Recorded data
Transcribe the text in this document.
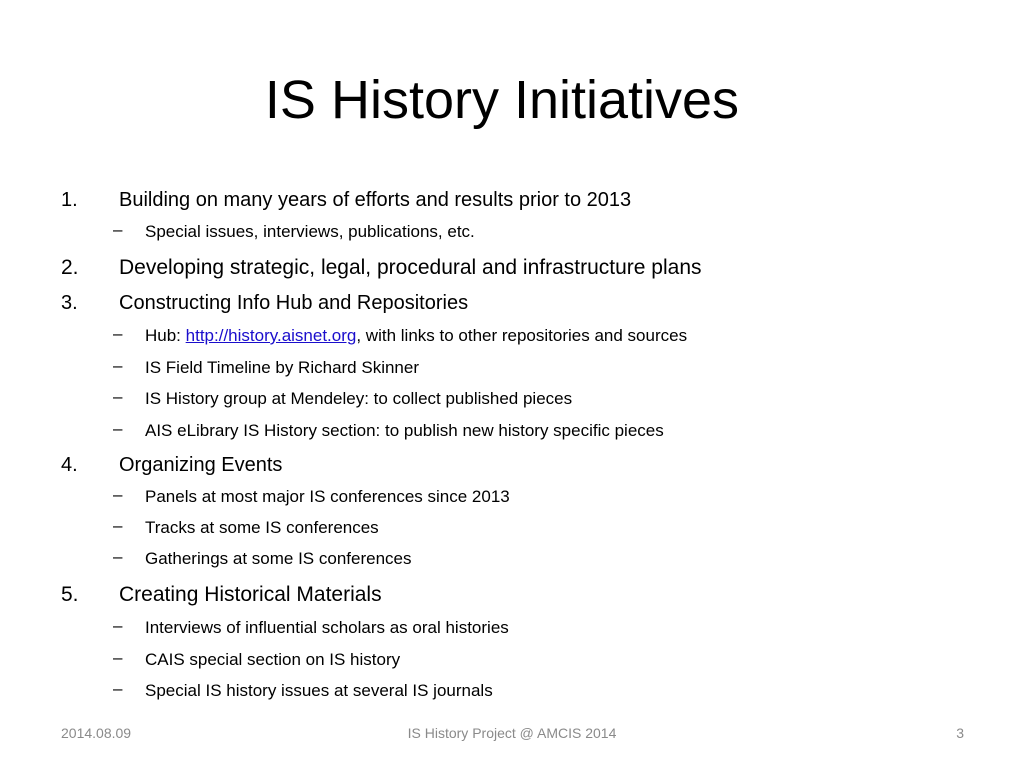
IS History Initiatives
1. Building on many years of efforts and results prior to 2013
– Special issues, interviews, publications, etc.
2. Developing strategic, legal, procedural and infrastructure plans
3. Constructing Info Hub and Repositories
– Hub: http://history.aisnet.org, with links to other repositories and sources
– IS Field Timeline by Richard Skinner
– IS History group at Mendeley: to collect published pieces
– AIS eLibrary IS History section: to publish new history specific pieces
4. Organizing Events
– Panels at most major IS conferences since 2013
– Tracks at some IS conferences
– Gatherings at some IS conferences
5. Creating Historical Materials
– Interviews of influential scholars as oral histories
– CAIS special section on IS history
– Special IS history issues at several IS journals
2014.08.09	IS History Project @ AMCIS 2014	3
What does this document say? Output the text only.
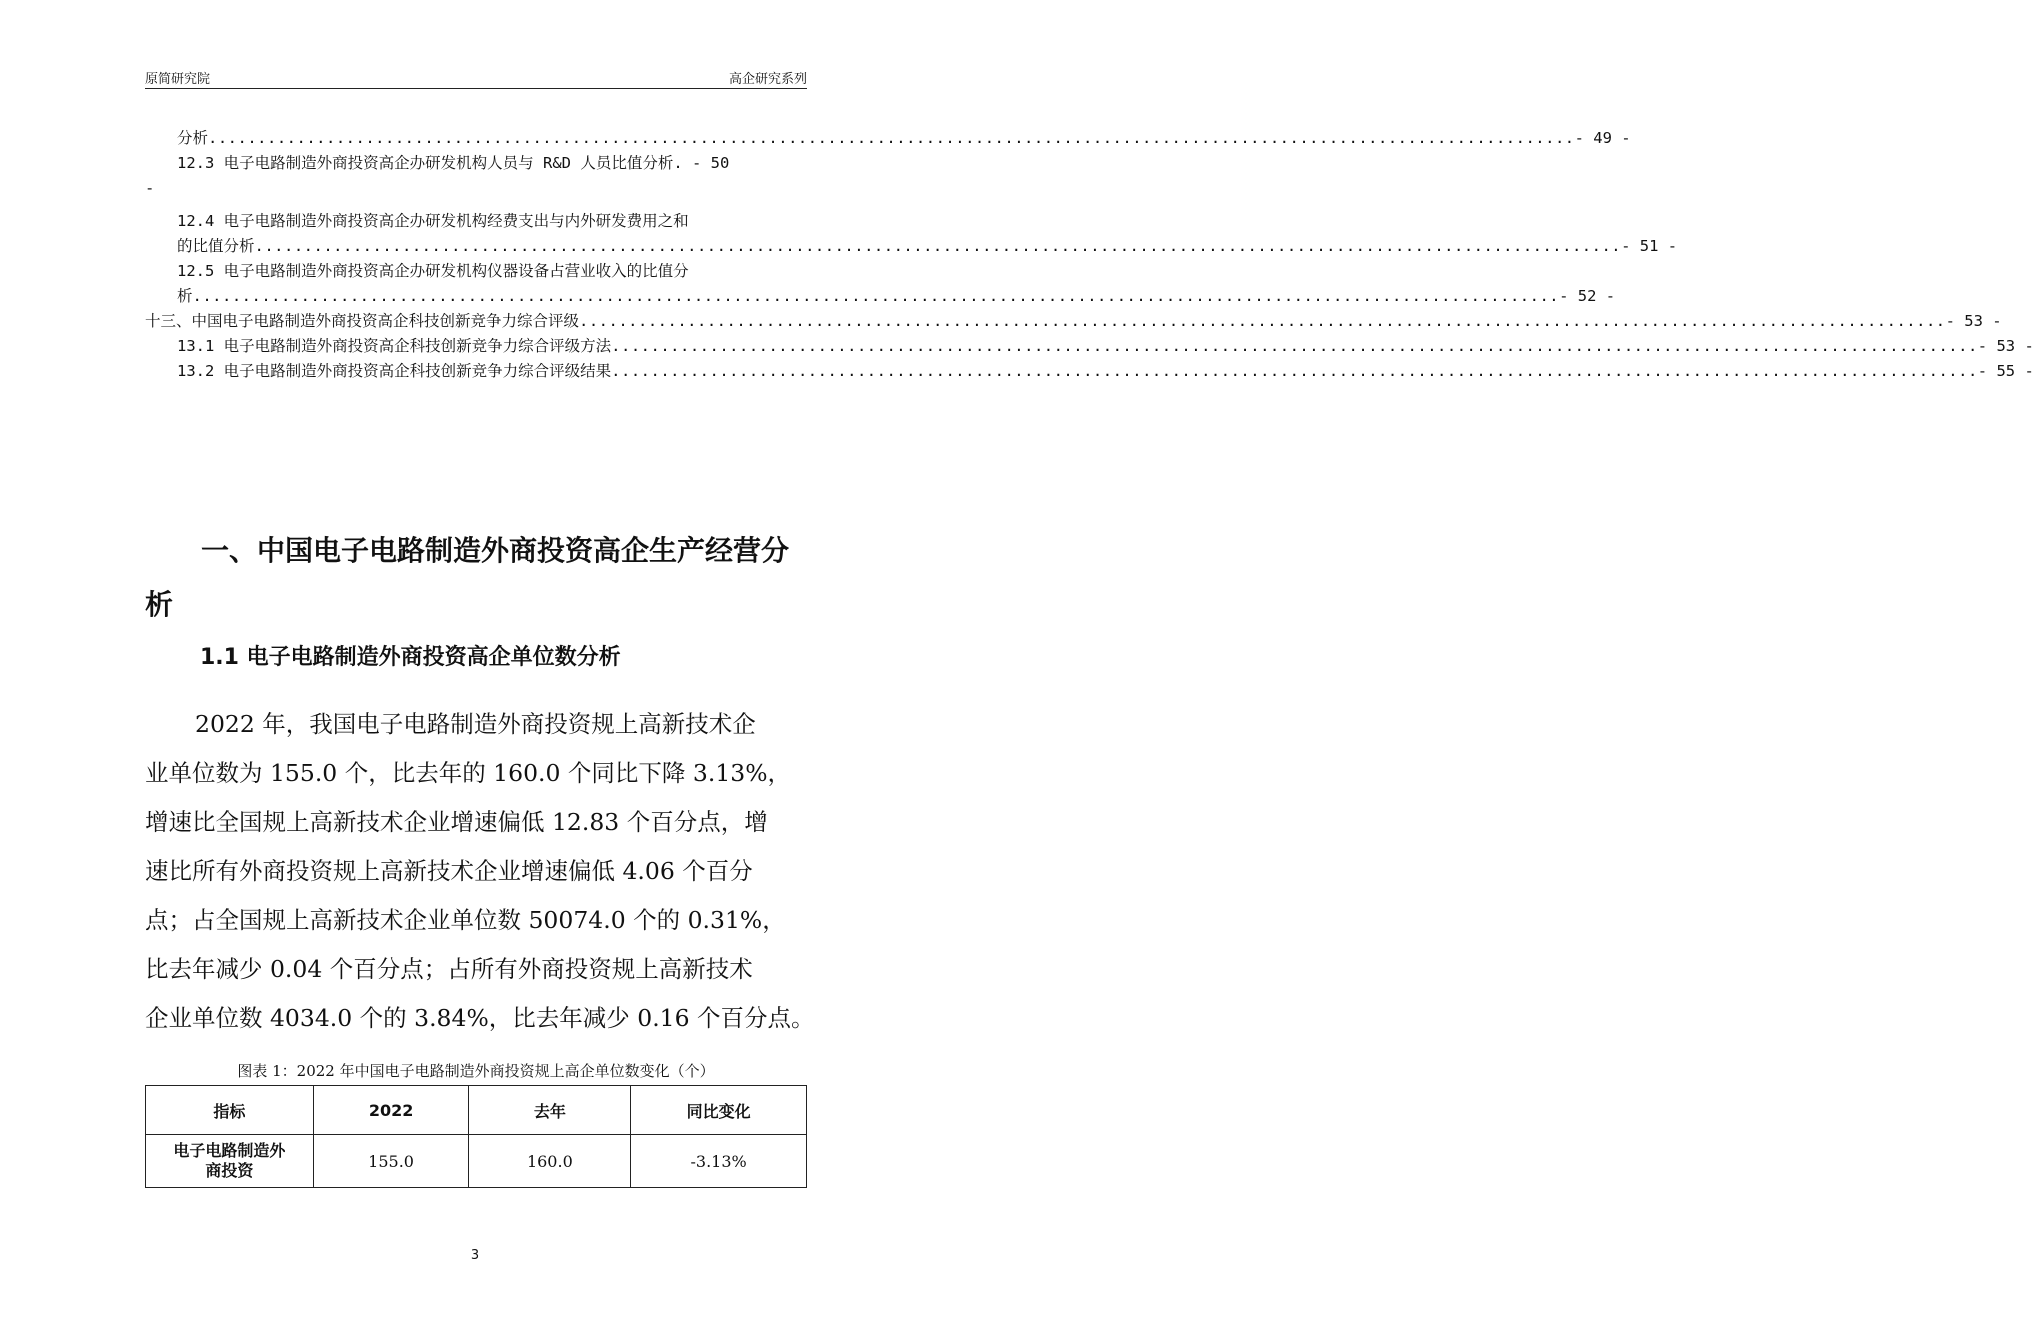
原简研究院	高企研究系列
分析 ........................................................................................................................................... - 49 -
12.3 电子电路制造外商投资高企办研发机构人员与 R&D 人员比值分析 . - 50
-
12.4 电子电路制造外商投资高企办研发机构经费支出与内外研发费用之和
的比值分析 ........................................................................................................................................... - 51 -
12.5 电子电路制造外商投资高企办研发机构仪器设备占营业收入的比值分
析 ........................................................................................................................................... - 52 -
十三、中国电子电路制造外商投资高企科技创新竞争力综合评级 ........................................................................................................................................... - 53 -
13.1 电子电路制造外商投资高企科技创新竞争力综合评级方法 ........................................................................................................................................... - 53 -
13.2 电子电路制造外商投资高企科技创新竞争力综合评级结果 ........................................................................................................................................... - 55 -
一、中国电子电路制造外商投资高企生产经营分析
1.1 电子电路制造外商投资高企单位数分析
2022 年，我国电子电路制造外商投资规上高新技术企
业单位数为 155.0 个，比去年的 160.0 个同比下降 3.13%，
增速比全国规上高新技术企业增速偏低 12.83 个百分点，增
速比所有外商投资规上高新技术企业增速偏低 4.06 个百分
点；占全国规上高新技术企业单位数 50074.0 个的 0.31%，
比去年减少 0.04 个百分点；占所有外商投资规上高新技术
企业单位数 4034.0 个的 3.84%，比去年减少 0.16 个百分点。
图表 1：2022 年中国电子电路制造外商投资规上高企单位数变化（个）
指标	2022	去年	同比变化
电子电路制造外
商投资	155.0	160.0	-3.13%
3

Written problem: Report all lines of the material that contain the word "section".

Task answer:
– AIS eLibrary IS History section: to publish new history specific pieces
– CAIS special section on IS history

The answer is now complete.